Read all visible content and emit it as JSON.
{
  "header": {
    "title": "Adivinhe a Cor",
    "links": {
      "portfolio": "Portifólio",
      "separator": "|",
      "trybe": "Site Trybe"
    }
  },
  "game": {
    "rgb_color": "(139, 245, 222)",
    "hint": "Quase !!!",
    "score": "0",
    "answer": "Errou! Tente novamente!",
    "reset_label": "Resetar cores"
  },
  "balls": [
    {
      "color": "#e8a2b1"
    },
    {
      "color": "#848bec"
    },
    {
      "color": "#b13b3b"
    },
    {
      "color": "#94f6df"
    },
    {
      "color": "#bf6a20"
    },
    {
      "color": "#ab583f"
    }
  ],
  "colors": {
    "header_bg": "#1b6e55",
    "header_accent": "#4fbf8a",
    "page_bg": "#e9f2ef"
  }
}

————————

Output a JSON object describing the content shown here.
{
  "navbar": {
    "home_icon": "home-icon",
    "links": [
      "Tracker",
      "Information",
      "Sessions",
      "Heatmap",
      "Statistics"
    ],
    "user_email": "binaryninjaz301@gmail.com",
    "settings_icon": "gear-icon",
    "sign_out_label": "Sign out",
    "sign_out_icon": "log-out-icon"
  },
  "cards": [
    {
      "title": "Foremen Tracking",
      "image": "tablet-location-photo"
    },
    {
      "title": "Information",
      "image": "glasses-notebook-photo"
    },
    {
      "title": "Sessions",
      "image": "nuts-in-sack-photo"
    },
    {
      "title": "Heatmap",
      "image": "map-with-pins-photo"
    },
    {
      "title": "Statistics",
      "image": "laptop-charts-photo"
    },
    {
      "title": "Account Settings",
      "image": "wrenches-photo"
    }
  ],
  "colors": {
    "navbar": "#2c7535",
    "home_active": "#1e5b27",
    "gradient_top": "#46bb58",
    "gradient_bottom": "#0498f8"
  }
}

————————

■ TO DO
Find all lines with "content" in them and copy each one.

■ CORRECT RESULT
Read all visible content and emit it as JSON.
Output a JSON object describing the content shown here.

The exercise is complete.